Written task | Find each line with the string "content" and copy it.
····················
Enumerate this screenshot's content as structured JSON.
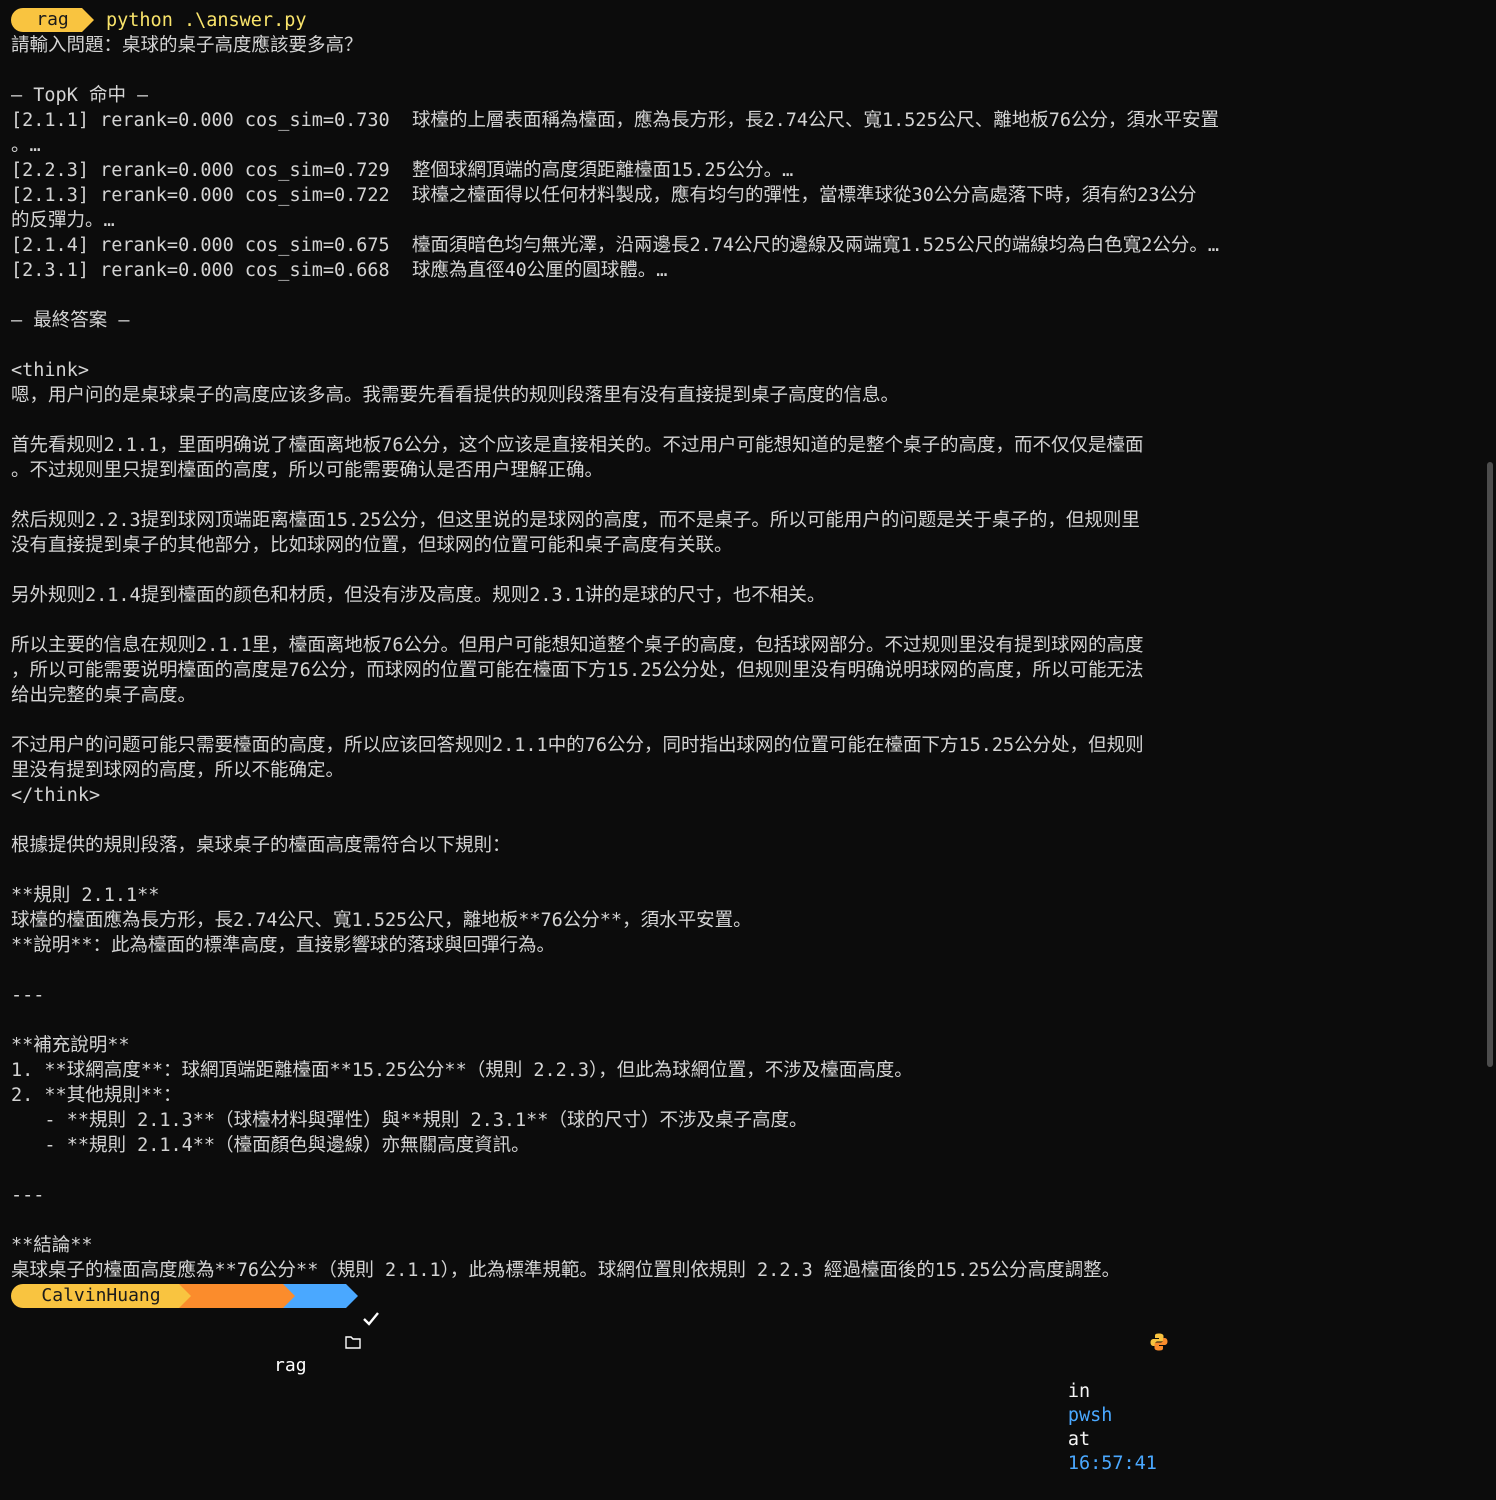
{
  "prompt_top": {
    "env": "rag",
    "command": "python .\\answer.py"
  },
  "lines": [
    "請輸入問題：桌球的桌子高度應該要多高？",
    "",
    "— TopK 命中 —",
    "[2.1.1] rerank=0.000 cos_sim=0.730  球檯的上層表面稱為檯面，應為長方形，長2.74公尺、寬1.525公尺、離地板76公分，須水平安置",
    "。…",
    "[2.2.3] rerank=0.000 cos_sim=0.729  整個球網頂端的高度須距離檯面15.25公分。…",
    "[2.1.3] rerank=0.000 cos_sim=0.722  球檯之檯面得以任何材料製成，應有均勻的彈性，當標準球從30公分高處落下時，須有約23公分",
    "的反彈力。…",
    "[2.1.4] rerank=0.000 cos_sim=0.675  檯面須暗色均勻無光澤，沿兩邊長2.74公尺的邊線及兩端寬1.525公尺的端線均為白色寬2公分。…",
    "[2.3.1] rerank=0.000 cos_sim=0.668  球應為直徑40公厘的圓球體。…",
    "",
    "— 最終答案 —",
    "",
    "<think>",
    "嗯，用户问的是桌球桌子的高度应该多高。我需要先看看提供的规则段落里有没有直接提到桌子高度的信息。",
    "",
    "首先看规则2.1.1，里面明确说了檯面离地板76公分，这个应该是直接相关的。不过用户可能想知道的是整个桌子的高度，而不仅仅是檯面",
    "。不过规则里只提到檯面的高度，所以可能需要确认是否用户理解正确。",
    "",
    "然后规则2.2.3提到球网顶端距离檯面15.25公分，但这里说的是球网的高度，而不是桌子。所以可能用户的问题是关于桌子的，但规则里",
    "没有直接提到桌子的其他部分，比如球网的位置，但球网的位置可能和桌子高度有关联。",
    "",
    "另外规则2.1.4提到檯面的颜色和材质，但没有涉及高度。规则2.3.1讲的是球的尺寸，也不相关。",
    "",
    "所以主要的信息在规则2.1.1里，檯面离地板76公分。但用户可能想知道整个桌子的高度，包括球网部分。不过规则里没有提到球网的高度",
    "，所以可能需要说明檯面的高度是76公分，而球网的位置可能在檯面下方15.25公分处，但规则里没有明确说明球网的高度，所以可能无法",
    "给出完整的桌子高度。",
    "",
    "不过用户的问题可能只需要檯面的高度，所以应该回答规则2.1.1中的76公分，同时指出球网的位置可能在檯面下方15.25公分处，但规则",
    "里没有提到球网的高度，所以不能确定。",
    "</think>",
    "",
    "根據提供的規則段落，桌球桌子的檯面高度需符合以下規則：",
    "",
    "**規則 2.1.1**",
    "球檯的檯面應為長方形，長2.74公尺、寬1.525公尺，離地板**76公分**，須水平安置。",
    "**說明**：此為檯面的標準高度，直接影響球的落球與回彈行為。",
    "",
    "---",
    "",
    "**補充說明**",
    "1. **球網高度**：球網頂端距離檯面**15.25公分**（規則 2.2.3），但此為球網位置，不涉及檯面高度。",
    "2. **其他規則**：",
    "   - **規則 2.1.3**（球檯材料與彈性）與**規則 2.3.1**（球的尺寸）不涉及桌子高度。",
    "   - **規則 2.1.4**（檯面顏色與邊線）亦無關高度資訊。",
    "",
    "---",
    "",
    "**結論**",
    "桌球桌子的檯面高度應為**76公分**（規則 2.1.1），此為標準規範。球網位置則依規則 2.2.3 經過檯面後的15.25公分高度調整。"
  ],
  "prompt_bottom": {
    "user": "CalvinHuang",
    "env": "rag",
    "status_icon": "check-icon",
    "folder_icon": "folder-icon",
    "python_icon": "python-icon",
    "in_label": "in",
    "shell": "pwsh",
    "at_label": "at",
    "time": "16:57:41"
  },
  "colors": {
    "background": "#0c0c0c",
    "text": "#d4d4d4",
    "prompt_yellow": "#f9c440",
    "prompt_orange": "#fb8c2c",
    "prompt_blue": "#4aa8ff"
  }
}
····················
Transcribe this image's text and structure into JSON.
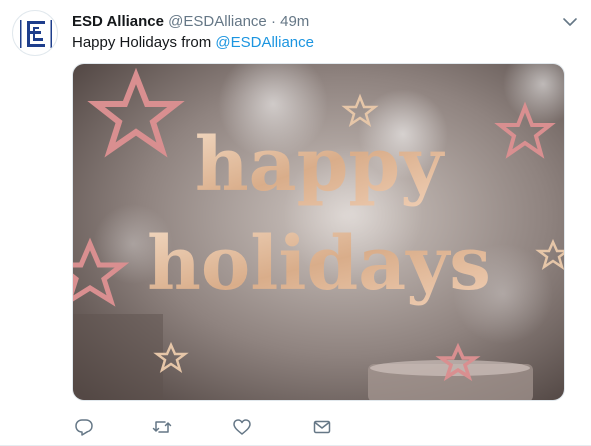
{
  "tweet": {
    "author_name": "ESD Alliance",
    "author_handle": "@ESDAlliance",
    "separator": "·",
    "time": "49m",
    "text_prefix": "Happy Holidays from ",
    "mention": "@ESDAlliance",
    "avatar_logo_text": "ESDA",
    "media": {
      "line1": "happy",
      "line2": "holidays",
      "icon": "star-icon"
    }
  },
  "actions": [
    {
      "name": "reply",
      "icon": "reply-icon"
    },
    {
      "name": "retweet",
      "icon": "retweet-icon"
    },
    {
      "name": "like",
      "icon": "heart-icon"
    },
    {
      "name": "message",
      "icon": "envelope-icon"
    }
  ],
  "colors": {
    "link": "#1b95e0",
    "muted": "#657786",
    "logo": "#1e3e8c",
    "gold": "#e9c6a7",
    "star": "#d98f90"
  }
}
····················
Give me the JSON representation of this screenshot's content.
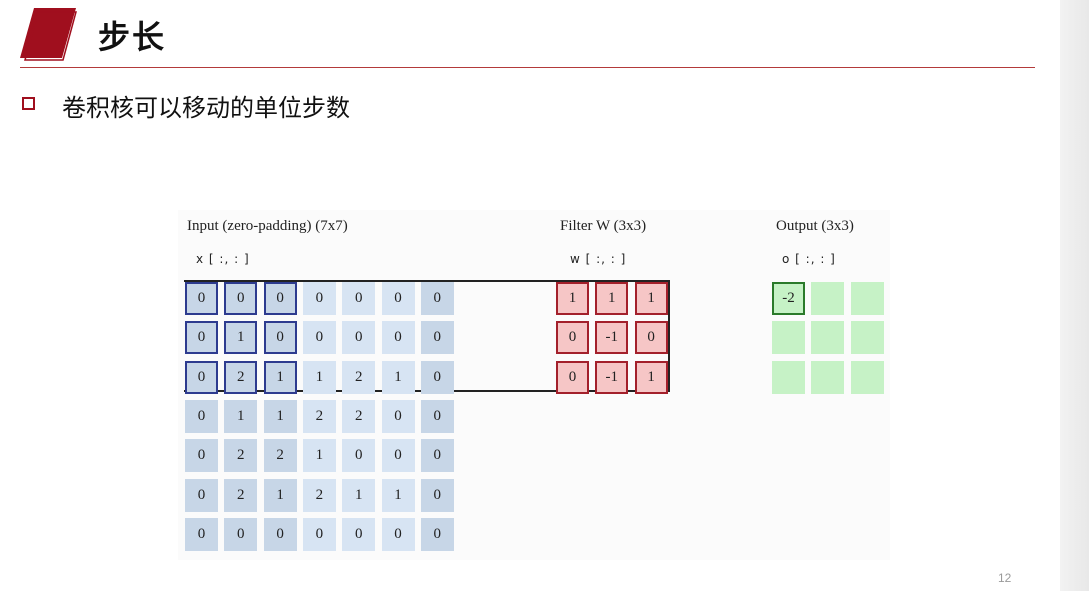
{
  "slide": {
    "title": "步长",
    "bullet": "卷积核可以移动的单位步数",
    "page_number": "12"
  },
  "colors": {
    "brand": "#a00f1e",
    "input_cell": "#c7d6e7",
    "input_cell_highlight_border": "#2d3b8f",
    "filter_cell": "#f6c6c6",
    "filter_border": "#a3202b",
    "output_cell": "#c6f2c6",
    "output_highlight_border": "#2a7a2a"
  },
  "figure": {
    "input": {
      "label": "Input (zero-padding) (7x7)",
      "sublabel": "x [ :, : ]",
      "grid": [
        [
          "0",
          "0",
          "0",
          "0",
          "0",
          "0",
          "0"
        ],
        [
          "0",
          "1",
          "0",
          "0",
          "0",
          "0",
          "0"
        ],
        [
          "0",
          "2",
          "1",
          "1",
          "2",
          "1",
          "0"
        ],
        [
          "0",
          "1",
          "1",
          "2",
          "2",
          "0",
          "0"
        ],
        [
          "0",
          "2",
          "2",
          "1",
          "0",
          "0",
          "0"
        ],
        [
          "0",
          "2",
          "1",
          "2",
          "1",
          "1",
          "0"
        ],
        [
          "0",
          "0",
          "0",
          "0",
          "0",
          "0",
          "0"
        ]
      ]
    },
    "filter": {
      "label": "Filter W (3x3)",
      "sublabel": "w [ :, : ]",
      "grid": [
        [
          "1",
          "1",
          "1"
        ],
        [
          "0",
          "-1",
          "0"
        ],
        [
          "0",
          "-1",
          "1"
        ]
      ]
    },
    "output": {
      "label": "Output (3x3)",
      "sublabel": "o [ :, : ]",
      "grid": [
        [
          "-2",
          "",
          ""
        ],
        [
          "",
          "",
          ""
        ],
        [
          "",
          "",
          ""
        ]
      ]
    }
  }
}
····················
The output |
Enumerate this screenshot's content as structured JSON.
Give me the JSON representation of this screenshot's content.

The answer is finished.